— start Information provided —

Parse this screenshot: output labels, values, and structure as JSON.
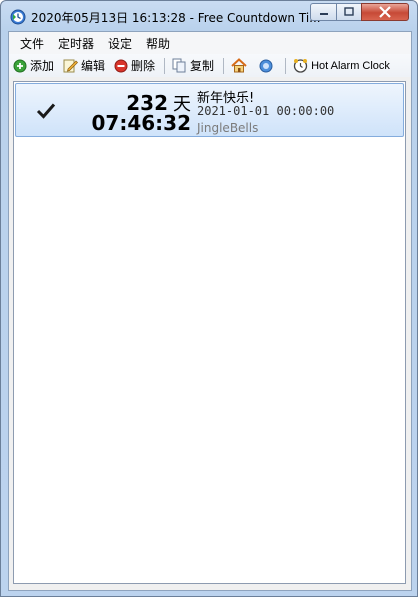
{
  "window": {
    "title": "2020年05月13日 16:13:28 - Free Countdown Ti..."
  },
  "menu": [
    "文件",
    "定时器",
    "设定",
    "帮助"
  ],
  "toolbar": {
    "add": "添加",
    "edit": "编辑",
    "delete": "删除",
    "copy": "复制",
    "hot_alarm": "Hot Alarm Clock"
  },
  "timers": [
    {
      "checked": true,
      "days": "232",
      "days_unit": "天",
      "time": "07:46:32",
      "title": "新年快乐!",
      "target": "2021-01-01 00:00:00",
      "sound": "JingleBells"
    }
  ],
  "colors": {
    "selection_top": "#eef5fd",
    "selection_bottom": "#cfe3fa",
    "add_green": "#3aa33a",
    "delete_red": "#d9342b",
    "close_red": "#c74a37"
  },
  "icons": {
    "app": "countdown-clock-icon",
    "add": "plus-circle-icon",
    "edit": "pencil-note-icon",
    "delete": "minus-circle-icon",
    "copy": "copy-document-icon",
    "home": "home-icon",
    "help": "help-icon",
    "hot_alarm": "alarm-clock-icon",
    "check": "check-icon"
  }
}
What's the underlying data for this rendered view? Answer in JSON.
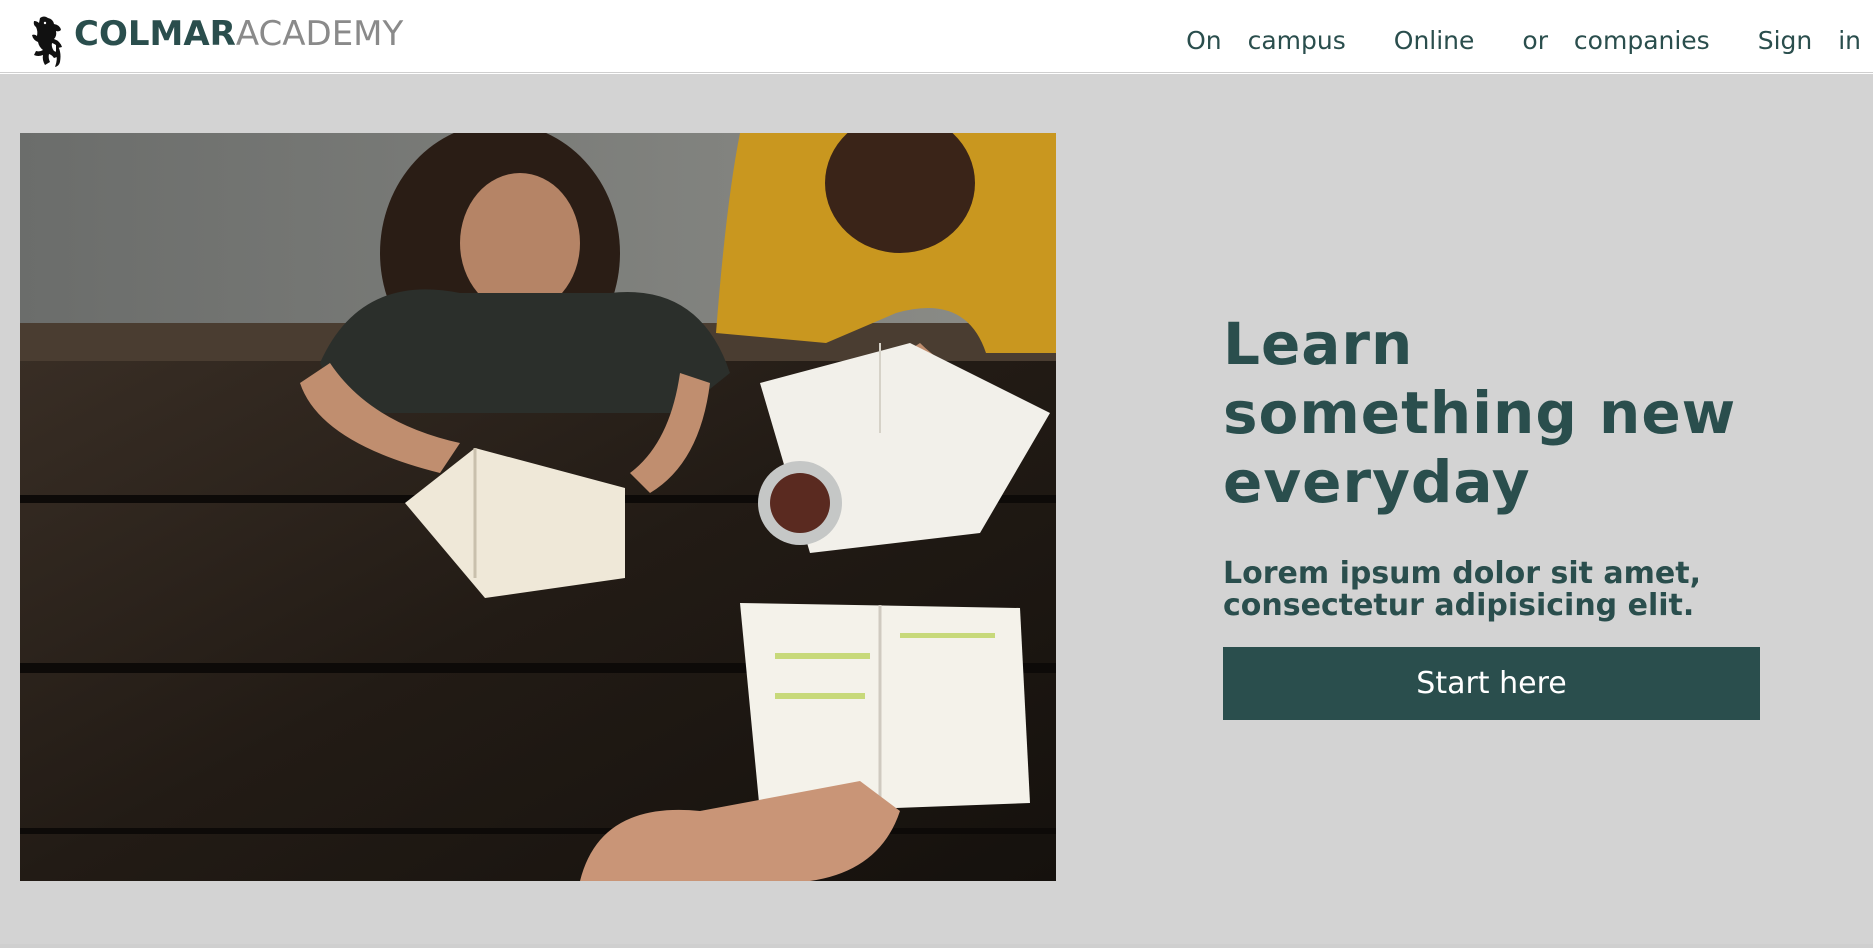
{
  "header": {
    "brand": {
      "strong": "COLMAR",
      "light": "ACADEMY",
      "logo_icon": "lion-rampant-icon"
    },
    "nav": [
      {
        "label": "On campus"
      },
      {
        "label": "Online"
      },
      {
        "label": "or companies"
      },
      {
        "label": "Sign in"
      }
    ]
  },
  "hero": {
    "image": "students-studying-at-picnic-table-photo",
    "headline": "Learn something new everyday",
    "subheadline": "Lorem ipsum dolor sit amet, consectetur adipisicing elit.",
    "cta_label": "Start here"
  },
  "colors": {
    "brand_primary": "#2a4e4d",
    "brand_secondary": "#8a8a8a",
    "hero_background": "#d3d3d3",
    "button_text": "#ffffff"
  }
}
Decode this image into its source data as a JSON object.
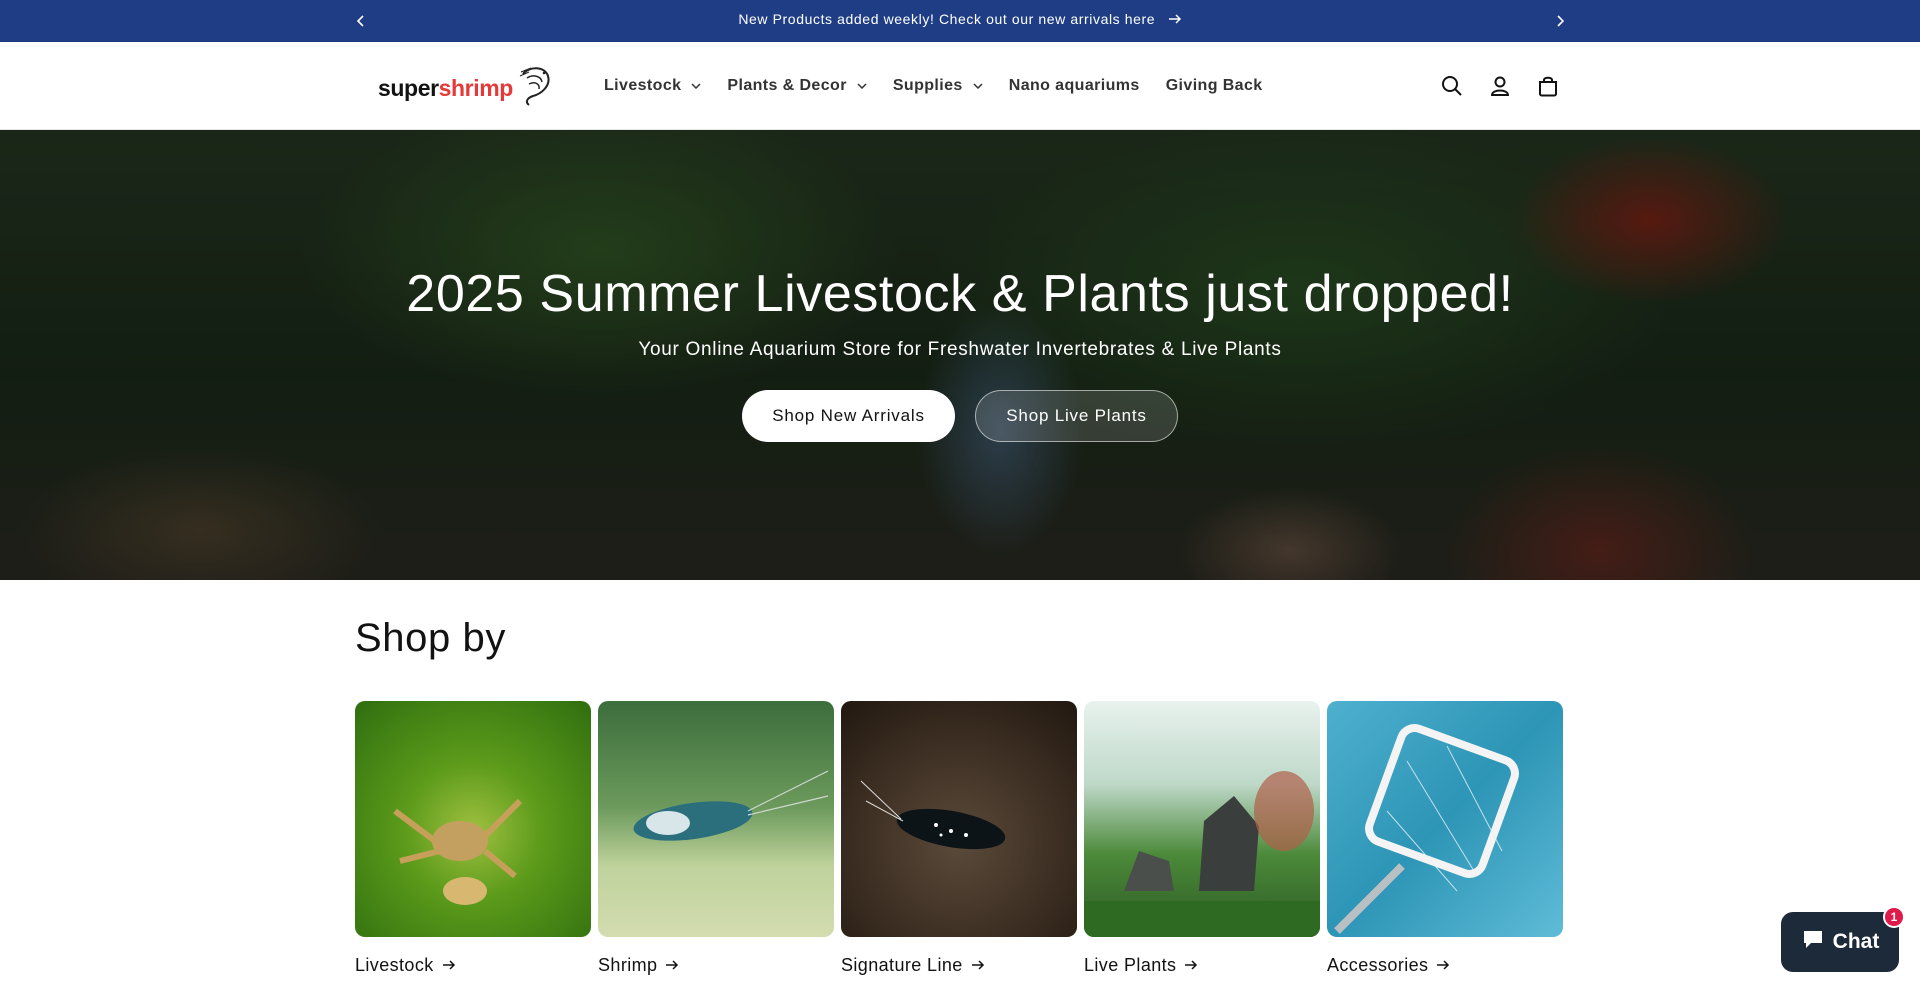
{
  "announcement": {
    "message": "New Products added weekly! Check out our new arrivals here",
    "bg_color": "#1e3d85"
  },
  "header": {
    "logo": {
      "part1": "super",
      "part2": "shrimp",
      "accent_color": "#e63a3a"
    },
    "nav": [
      {
        "label": "Livestock",
        "has_dropdown": true
      },
      {
        "label": "Plants & Decor",
        "has_dropdown": true
      },
      {
        "label": "Supplies",
        "has_dropdown": true
      },
      {
        "label": "Nano aquariums",
        "has_dropdown": false
      },
      {
        "label": "Giving Back",
        "has_dropdown": false
      }
    ],
    "icons": [
      "search-icon",
      "account-icon",
      "cart-icon"
    ]
  },
  "hero": {
    "title": "2025 Summer Livestock & Plants just dropped!",
    "subtitle": "Your Online Aquarium Store for Freshwater Invertebrates & Live Plants",
    "primary_button": "Shop New Arrivals",
    "secondary_button": "Shop Live Plants"
  },
  "shop_by": {
    "title": "Shop by",
    "categories": [
      {
        "label": "Livestock"
      },
      {
        "label": "Shrimp"
      },
      {
        "label": "Signature Line"
      },
      {
        "label": "Live Plants"
      },
      {
        "label": "Accessories"
      }
    ]
  },
  "chat": {
    "label": "Chat",
    "badge": "1"
  }
}
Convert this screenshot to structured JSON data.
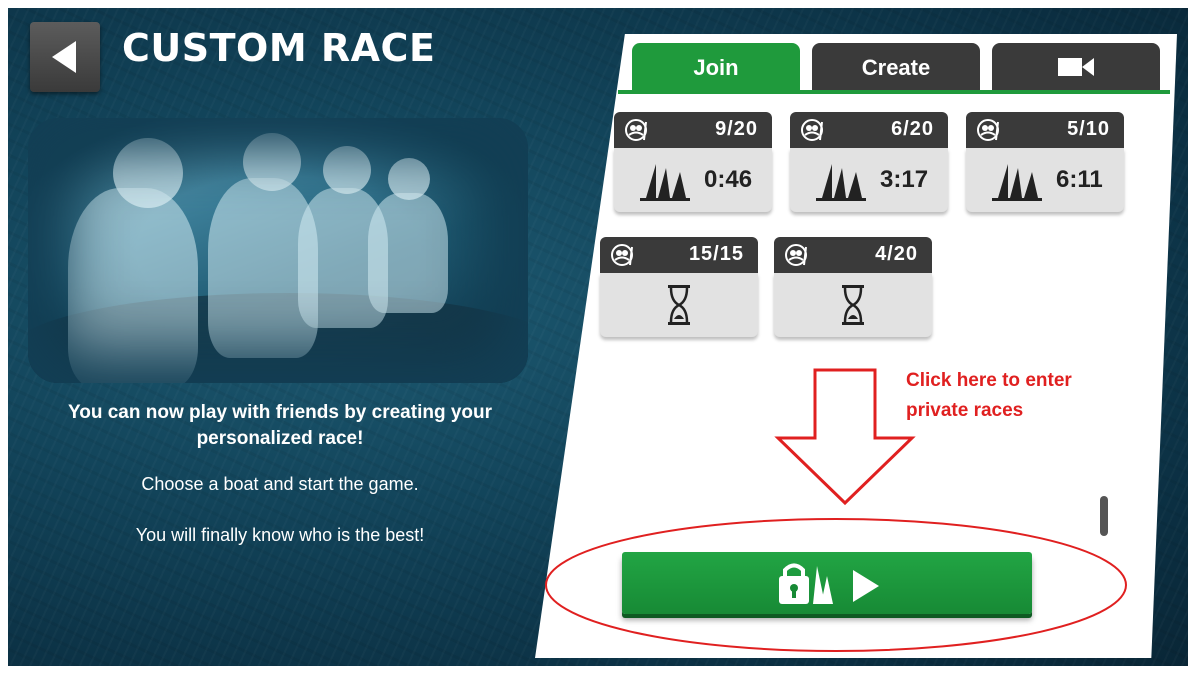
{
  "screen": {
    "title": "CUSTOM RACE",
    "description_main": "You can now play with friends by creating your personalized race!",
    "description_2": "Choose a boat and start the game.",
    "description_3": "You will finally know who is the best!"
  },
  "tabs": {
    "join": "Join",
    "create": "Create",
    "video_icon": "video-camera-icon"
  },
  "races": [
    {
      "players": "9/20",
      "time": "0:46",
      "status": "started"
    },
    {
      "players": "6/20",
      "time": "3:17",
      "status": "started"
    },
    {
      "players": "5/10",
      "time": "6:11",
      "status": "started"
    },
    {
      "players": "15/15",
      "time": "",
      "status": "waiting"
    },
    {
      "players": "4/20",
      "time": "",
      "status": "waiting"
    }
  ],
  "private_race_button": {
    "icons": [
      "lock-sail-icon",
      "play-icon"
    ]
  },
  "annotation": {
    "line1": "Click here to enter",
    "line2": "private races",
    "color": "#e02020"
  },
  "colors": {
    "accent_green": "#1f9a3c",
    "dark_tab": "#3a3a3a"
  }
}
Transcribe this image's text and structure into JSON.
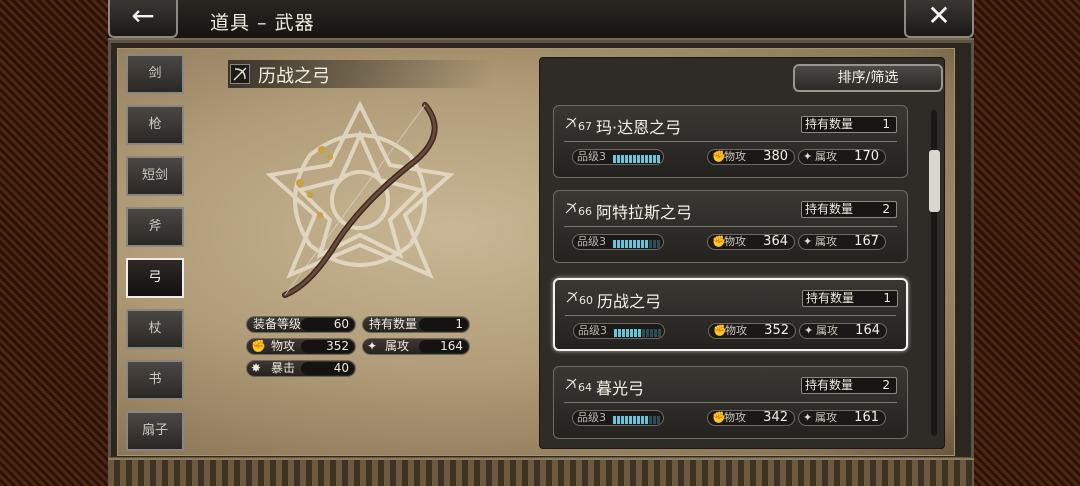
{
  "header": {
    "title": "道具 – 武器",
    "back_icon": "←",
    "close_icon": "✕"
  },
  "categories": [
    {
      "label": "剑"
    },
    {
      "label": "枪"
    },
    {
      "label": "短剑"
    },
    {
      "label": "斧"
    },
    {
      "label": "弓"
    },
    {
      "label": "杖"
    },
    {
      "label": "书"
    },
    {
      "label": "扇子"
    }
  ],
  "active_category": "弓",
  "detail": {
    "name": "历战之弓",
    "equip_level_label": "装备等级",
    "equip_level": "60",
    "owned_label": "持有数量",
    "owned": "1",
    "phys_label": "物攻",
    "phys": "352",
    "elem_label": "属攻",
    "elem": "164",
    "crit_label": "暴击",
    "crit": "40"
  },
  "list": {
    "sort_label": "排序/筛选",
    "items": [
      {
        "level": "67",
        "name": "玛·达恩之弓",
        "owned_label": "持有数量",
        "owned": "1",
        "grade_label": "品级3",
        "grade_fill": 1.0,
        "phys_label": "物攻",
        "phys": "380",
        "elem_label": "属攻",
        "elem": "170"
      },
      {
        "level": "66",
        "name": "阿特拉斯之弓",
        "owned_label": "持有数量",
        "owned": "2",
        "grade_label": "品级3",
        "grade_fill": 0.75,
        "phys_label": "物攻",
        "phys": "364",
        "elem_label": "属攻",
        "elem": "167"
      },
      {
        "level": "60",
        "name": "历战之弓",
        "owned_label": "持有数量",
        "owned": "1",
        "grade_label": "品级3",
        "grade_fill": 0.58,
        "phys_label": "物攻",
        "phys": "352",
        "elem_label": "属攻",
        "elem": "164",
        "selected": true
      },
      {
        "level": "64",
        "name": "暮光弓",
        "owned_label": "持有数量",
        "owned": "2",
        "grade_label": "品级3",
        "grade_fill": 0.75,
        "phys_label": "物攻",
        "phys": "342",
        "elem_label": "属攻",
        "elem": "161"
      }
    ]
  },
  "colors": {
    "accent_bar": "#67c6de",
    "selected_border": "#f5f3ee"
  }
}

— end Information provided —

--- Stated goal ---
Each record should be quoted exactly, with the images omitted.

--- Complete output ---
Parse this screenshot: output labels, values, and structure as JSON.
{
  "window": {
    "title": "2020年05月13日 16:13:28 - Free Countdown Ti..."
  },
  "menu": [
    "文件",
    "定时器",
    "设定",
    "帮助"
  ],
  "toolbar": {
    "add": "添加",
    "edit": "编辑",
    "delete": "删除",
    "copy": "复制",
    "hot_alarm": "Hot Alarm Clock"
  },
  "timers": [
    {
      "checked": true,
      "days": "232",
      "days_unit": "天",
      "time": "07:46:32",
      "title": "新年快乐!",
      "target": "2021-01-01 00:00:00",
      "sound": "JingleBells"
    }
  ],
  "colors": {
    "selection_top": "#eef5fd",
    "selection_bottom": "#cfe3fa",
    "add_green": "#3aa33a",
    "delete_red": "#d9342b",
    "close_red": "#c74a37"
  },
  "icons": {
    "app": "countdown-clock-icon",
    "add": "plus-circle-icon",
    "edit": "pencil-note-icon",
    "delete": "minus-circle-icon",
    "copy": "copy-document-icon",
    "home": "home-icon",
    "help": "help-icon",
    "hot_alarm": "alarm-clock-icon",
    "check": "check-icon"
  }
}
What's the underlying data for this rendered view? Answer in JSON.
{
  "header": {
    "brand": {
      "strong": "COLMAR",
      "light": "ACADEMY",
      "logo_icon": "lion-rampant-icon"
    },
    "nav": [
      {
        "label": "On campus"
      },
      {
        "label": "Online"
      },
      {
        "label": "or companies"
      },
      {
        "label": "Sign in"
      }
    ]
  },
  "hero": {
    "image": "students-studying-at-picnic-table-photo",
    "headline": "Learn something new everyday",
    "subheadline": "Lorem ipsum dolor sit amet, consectetur adipisicing elit.",
    "cta_label": "Start here"
  },
  "colors": {
    "brand_primary": "#2a4e4d",
    "brand_secondary": "#8a8a8a",
    "hero_background": "#d3d3d3",
    "button_text": "#ffffff"
  }
}
Decode this image into its source data as a JSON object.
{
  "announcement": {
    "message": "New Products added weekly! Check out our new arrivals here",
    "bg_color": "#1e3d85"
  },
  "header": {
    "logo": {
      "part1": "super",
      "part2": "shrimp",
      "accent_color": "#e63a3a"
    },
    "nav": [
      {
        "label": "Livestock",
        "has_dropdown": true
      },
      {
        "label": "Plants & Decor",
        "has_dropdown": true
      },
      {
        "label": "Supplies",
        "has_dropdown": true
      },
      {
        "label": "Nano aquariums",
        "has_dropdown": false
      },
      {
        "label": "Giving Back",
        "has_dropdown": false
      }
    ],
    "icons": [
      "search-icon",
      "account-icon",
      "cart-icon"
    ]
  },
  "hero": {
    "title": "2025 Summer Livestock & Plants just dropped!",
    "subtitle": "Your Online Aquarium Store for Freshwater Invertebrates & Live Plants",
    "primary_button": "Shop New Arrivals",
    "secondary_button": "Shop Live Plants"
  },
  "shop_by": {
    "title": "Shop by",
    "categories": [
      {
        "label": "Livestock"
      },
      {
        "label": "Shrimp"
      },
      {
        "label": "Signature Line"
      },
      {
        "label": "Live Plants"
      },
      {
        "label": "Accessories"
      }
    ]
  },
  "chat": {
    "label": "Chat",
    "badge": "1"
  }
}
Convert this screenshot to structured JSON data.
{
  "screen": {
    "title": "CUSTOM RACE",
    "description_main": "You can now play with friends by creating your personalized race!",
    "description_2": "Choose a boat and start the game.",
    "description_3": "You will finally know who is the best!"
  },
  "tabs": {
    "join": "Join",
    "create": "Create",
    "video_icon": "video-camera-icon"
  },
  "races": [
    {
      "players": "9/20",
      "time": "0:46",
      "status": "started"
    },
    {
      "players": "6/20",
      "time": "3:17",
      "status": "started"
    },
    {
      "players": "5/10",
      "time": "6:11",
      "status": "started"
    },
    {
      "players": "15/15",
      "time": "",
      "status": "waiting"
    },
    {
      "players": "4/20",
      "time": "",
      "status": "waiting"
    }
  ],
  "private_race_button": {
    "icons": [
      "lock-sail-icon",
      "play-icon"
    ]
  },
  "annotation": {
    "line1": "Click here to enter",
    "line2": "private races",
    "color": "#e02020"
  },
  "colors": {
    "accent_green": "#1f9a3c",
    "dark_tab": "#3a3a3a"
  }
}
Transcribe this image's text and structure into JSON.
{
  "header": {
    "title": "道具 – 武器",
    "back_icon": "←",
    "close_icon": "✕"
  },
  "categories": [
    {
      "label": "剑"
    },
    {
      "label": "枪"
    },
    {
      "label": "短剑"
    },
    {
      "label": "斧"
    },
    {
      "label": "弓"
    },
    {
      "label": "杖"
    },
    {
      "label": "书"
    },
    {
      "label": "扇子"
    }
  ],
  "active_category": "弓",
  "detail": {
    "name": "历战之弓",
    "equip_level_label": "装备等级",
    "equip_level": "60",
    "owned_label": "持有数量",
    "owned": "1",
    "phys_label": "物攻",
    "phys": "352",
    "elem_label": "属攻",
    "elem": "164",
    "crit_label": "暴击",
    "crit": "40"
  },
  "list": {
    "sort_label": "排序/筛选",
    "items": [
      {
        "level": "67",
        "name": "玛·达恩之弓",
        "owned_label": "持有数量",
        "owned": "1",
        "grade_label": "品级3",
        "grade_fill": 1.0,
        "phys_label": "物攻",
        "phys": "380",
        "elem_label": "属攻",
        "elem": "170"
      },
      {
        "level": "66",
        "name": "阿特拉斯之弓",
        "owned_label": "持有数量",
        "owned": "2",
        "grade_label": "品级3",
        "grade_fill": 0.75,
        "phys_label": "物攻",
        "phys": "364",
        "elem_label": "属攻",
        "elem": "167"
      },
      {
        "level": "60",
        "name": "历战之弓",
        "owned_label": "持有数量",
        "owned": "1",
        "grade_label": "品级3",
        "grade_fill": 0.58,
        "phys_label": "物攻",
        "phys": "352",
        "elem_label": "属攻",
        "elem": "164",
        "selected": true
      },
      {
        "level": "64",
        "name": "暮光弓",
        "owned_label": "持有数量",
        "owned": "2",
        "grade_label": "品级3",
        "grade_fill": 0.75,
        "phys_label": "物攻",
        "phys": "342",
        "elem_label": "属攻",
        "elem": "161"
      }
    ]
  },
  "colors": {
    "accent_bar": "#67c6de",
    "selected_border": "#f5f3ee"
  }
}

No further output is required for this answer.